## Provided entries:
§ §
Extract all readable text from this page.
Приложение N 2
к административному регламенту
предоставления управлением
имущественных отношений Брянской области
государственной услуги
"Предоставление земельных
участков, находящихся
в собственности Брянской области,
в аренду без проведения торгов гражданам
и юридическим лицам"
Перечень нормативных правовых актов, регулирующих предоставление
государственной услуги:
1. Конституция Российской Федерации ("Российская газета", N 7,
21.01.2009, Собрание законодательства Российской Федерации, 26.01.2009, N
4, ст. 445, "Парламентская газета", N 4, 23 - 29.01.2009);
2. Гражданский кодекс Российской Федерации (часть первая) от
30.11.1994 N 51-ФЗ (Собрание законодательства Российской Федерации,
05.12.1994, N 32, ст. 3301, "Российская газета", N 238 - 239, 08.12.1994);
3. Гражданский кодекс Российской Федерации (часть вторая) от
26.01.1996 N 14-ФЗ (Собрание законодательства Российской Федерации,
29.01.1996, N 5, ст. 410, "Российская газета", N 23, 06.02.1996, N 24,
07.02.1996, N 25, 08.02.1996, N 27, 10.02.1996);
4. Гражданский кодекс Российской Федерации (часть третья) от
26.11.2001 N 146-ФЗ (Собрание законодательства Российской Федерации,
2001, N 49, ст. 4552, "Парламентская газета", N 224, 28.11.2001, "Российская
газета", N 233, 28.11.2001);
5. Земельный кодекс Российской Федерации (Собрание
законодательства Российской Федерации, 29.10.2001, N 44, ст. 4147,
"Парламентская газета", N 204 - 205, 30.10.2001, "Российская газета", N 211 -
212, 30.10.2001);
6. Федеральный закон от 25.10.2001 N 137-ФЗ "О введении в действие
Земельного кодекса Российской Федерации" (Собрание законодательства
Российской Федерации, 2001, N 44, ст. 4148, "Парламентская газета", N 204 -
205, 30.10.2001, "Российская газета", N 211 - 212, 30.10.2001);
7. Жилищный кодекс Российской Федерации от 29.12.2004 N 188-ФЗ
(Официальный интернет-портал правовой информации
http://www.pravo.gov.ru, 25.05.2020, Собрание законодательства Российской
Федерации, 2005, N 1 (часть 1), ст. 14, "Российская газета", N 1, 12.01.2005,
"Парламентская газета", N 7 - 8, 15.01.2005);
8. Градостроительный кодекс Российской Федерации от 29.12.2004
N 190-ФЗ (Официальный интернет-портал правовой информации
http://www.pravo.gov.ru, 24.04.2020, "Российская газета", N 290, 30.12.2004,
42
§ §
## Task description:
Copy out the data shown above without altering anything.

## Solved exercise:
Extract all readable text from this page.
Приложение N 2
к административному регламенту
предоставления управлением
имущественных отношений Брянской области
государственной услуги
"Предоставление земельных
участков, находящихся
в собственности Брянской области,
в аренду без проведения торгов гражданам
и юридическим лицам"
Перечень нормативных правовых актов, регулирующих предоставление
государственной услуги:
1. Конституция Российской Федерации ("Российская газета", N 7,
21.01.2009, Собрание законодательства Российской Федерации, 26.01.2009, N
4, ст. 445, "Парламентская газета", N 4, 23 - 29.01.2009);
2. Гражданский кодекс Российской Федерации (часть первая) от
30.11.1994 N 51-ФЗ (Собрание законодательства Российской Федерации,
05.12.1994, N 32, ст. 3301, "Российская газета", N 238 - 239, 08.12.1994);
3. Гражданский кодекс Российской Федерации (часть вторая) от
26.01.1996 N 14-ФЗ (Собрание законодательства Российской Федерации,
29.01.1996, N 5, ст. 410, "Российская газета", N 23, 06.02.1996, N 24,
07.02.1996, N 25, 08.02.1996, N 27, 10.02.1996);
4. Гражданский кодекс Российской Федерации (часть третья) от
26.11.2001 N 146-ФЗ (Собрание законодательства Российской Федерации,
2001, N 49, ст. 4552, "Парламентская газета", N 224, 28.11.2001, "Российская
газета", N 233, 28.11.2001);
5. Земельный кодекс Российской Федерации (Собрание
законодательства Российской Федерации, 29.10.2001, N 44, ст. 4147,
"Парламентская газета", N 204 - 205, 30.10.2001, "Российская газета", N 211 -
212, 30.10.2001);
6. Федеральный закон от 25.10.2001 N 137-ФЗ "О введении в действие
Земельного кодекса Российской Федерации" (Собрание законодательства
Российской Федерации, 2001, N 44, ст. 4148, "Парламентская газета", N 204 -
205, 30.10.2001, "Российская газета", N 211 - 212, 30.10.2001);
7. Жилищный кодекс Российской Федерации от 29.12.2004 N 188-ФЗ
(Официальный интернет-портал правовой информации
http://www.pravo.gov.ru, 25.05.2020, Собрание законодательства Российской
Федерации, 2005, N 1 (часть 1), ст. 14, "Российская газета", N 1, 12.01.2005,
"Парламентская газета", N 7 - 8, 15.01.2005);
8. Градостроительный кодекс Российской Федерации от 29.12.2004
N 190-ФЗ (Официальный интернет-портал правовой информации
http://www.pravo.gov.ru, 24.04.2020, "Российская газета", N 290, 30.12.2004,
42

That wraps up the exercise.